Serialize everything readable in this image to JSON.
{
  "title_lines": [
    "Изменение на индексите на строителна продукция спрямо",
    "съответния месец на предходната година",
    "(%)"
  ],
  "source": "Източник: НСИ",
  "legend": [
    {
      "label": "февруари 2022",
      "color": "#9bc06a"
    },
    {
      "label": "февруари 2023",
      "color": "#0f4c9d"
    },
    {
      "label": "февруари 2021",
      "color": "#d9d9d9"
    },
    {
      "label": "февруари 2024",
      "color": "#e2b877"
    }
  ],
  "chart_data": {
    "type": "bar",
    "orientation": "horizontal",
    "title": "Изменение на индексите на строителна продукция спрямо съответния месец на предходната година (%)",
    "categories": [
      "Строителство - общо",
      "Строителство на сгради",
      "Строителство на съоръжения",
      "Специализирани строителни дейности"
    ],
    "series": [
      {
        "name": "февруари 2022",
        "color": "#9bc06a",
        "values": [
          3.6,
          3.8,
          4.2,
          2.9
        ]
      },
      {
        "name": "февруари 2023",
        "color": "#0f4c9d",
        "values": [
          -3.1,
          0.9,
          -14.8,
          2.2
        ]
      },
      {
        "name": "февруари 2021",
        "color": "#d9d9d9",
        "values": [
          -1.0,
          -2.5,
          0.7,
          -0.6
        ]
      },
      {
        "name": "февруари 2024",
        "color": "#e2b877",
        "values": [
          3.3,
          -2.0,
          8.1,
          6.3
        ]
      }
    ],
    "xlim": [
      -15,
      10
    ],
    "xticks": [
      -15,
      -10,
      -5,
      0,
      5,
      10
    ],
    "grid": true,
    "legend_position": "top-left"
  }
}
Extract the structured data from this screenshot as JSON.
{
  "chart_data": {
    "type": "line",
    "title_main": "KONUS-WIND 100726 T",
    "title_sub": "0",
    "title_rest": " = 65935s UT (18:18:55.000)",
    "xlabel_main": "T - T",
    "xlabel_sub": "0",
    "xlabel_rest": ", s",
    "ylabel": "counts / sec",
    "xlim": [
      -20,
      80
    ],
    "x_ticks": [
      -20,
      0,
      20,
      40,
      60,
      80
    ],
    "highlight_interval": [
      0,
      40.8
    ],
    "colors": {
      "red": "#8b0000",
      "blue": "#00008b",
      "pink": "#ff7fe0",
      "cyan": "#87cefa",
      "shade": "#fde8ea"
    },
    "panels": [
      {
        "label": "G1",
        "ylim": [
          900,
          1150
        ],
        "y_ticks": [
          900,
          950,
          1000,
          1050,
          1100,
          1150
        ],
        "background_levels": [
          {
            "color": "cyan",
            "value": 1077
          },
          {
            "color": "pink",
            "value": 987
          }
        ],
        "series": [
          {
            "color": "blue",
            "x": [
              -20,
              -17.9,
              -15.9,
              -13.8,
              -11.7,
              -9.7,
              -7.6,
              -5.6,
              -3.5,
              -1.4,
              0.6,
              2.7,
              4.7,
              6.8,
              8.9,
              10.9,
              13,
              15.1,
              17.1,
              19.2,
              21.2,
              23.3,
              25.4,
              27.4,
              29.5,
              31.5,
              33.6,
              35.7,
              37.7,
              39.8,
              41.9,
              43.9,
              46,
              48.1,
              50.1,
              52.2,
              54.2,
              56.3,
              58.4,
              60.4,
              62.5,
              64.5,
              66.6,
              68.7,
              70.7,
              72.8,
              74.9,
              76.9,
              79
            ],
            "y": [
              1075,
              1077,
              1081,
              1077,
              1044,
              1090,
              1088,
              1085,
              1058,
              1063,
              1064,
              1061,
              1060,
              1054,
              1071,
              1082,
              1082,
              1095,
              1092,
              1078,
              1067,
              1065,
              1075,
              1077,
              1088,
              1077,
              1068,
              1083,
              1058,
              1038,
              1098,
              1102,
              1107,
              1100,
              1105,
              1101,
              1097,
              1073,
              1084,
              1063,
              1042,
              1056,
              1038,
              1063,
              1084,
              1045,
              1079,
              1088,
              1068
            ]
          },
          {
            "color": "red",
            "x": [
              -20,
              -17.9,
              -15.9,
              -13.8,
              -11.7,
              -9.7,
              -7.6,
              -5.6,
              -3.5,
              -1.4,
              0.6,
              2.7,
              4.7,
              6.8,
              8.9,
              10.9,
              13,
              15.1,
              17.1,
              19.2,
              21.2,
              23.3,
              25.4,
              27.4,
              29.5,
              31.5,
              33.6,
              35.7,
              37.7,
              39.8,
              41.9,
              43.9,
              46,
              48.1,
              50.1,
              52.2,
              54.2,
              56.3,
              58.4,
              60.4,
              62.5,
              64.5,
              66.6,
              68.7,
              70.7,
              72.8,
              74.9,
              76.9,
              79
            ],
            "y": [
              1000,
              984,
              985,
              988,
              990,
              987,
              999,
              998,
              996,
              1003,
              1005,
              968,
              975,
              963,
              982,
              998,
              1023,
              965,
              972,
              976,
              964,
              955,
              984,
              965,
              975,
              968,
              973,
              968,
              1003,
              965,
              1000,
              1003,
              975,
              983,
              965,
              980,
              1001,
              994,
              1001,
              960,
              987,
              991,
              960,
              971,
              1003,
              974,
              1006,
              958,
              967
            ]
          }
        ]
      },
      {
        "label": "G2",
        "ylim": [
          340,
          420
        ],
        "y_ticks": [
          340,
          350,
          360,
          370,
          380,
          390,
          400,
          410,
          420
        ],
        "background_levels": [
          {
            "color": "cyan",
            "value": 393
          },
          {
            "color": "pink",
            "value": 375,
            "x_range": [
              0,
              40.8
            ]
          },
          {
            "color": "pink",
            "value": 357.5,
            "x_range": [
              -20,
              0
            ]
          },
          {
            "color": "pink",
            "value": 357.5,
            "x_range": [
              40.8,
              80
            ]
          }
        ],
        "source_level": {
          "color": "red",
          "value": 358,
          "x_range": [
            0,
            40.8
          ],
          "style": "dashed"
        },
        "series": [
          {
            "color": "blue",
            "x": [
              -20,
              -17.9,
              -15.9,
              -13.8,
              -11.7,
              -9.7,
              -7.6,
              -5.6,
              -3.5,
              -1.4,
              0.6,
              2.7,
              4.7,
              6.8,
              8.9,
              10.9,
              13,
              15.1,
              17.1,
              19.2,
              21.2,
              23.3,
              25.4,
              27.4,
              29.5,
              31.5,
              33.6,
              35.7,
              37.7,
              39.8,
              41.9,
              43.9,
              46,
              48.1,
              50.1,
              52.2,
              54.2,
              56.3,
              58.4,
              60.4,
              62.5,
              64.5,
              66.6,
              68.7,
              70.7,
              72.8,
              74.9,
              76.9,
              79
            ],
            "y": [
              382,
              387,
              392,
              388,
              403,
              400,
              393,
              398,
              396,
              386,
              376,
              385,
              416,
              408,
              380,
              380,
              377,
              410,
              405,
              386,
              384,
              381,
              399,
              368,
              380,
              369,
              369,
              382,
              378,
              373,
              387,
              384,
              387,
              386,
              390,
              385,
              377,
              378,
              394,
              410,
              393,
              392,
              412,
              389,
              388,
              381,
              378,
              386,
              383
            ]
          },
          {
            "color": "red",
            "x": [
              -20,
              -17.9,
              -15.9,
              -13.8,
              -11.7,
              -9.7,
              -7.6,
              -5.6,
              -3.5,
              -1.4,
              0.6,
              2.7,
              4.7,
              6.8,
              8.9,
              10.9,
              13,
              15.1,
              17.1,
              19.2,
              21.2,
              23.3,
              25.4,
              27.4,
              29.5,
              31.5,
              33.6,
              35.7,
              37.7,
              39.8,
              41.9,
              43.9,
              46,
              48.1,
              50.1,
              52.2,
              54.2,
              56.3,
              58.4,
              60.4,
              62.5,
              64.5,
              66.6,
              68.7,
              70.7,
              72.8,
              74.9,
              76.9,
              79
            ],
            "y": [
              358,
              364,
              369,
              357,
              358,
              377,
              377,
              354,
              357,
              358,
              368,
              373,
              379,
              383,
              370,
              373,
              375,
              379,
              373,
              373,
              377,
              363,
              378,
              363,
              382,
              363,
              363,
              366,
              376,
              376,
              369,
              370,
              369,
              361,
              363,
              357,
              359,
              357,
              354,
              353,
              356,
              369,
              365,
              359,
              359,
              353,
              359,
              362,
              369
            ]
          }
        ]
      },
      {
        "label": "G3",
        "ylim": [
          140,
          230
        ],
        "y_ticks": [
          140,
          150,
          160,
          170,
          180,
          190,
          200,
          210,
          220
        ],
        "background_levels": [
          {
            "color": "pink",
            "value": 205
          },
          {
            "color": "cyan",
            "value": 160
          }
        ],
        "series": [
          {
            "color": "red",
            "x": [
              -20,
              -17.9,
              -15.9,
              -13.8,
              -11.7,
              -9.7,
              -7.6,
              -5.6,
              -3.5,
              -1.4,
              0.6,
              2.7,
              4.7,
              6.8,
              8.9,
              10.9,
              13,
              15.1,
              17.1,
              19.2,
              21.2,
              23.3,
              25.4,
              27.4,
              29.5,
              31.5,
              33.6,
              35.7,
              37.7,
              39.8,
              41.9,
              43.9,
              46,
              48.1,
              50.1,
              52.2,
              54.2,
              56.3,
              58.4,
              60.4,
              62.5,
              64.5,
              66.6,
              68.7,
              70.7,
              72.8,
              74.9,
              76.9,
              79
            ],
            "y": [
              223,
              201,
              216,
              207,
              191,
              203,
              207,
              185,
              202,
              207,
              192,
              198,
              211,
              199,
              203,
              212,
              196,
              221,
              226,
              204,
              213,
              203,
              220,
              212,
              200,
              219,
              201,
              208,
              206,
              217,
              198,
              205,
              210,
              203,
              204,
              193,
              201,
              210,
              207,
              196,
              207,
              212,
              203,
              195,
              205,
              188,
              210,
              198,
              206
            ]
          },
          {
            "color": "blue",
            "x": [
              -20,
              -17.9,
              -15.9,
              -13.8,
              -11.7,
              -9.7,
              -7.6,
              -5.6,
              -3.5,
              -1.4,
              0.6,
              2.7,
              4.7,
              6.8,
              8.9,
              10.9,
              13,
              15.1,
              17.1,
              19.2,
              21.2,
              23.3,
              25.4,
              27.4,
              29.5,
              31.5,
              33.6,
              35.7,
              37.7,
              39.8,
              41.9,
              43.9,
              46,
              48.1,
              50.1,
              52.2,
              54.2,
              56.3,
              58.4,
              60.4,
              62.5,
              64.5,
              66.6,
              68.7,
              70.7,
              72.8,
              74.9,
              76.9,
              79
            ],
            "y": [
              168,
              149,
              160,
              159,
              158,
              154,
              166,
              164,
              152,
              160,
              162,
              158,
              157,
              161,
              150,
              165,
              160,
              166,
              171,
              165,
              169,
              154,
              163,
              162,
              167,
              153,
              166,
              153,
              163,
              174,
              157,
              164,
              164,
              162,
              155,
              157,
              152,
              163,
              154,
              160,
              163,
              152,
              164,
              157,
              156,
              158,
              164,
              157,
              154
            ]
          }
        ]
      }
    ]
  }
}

★ ★ ★

Task directions ▸ Within the data above, count the lines that contain the string "this"; the reply is the number alone.

Complete answer ▸ 2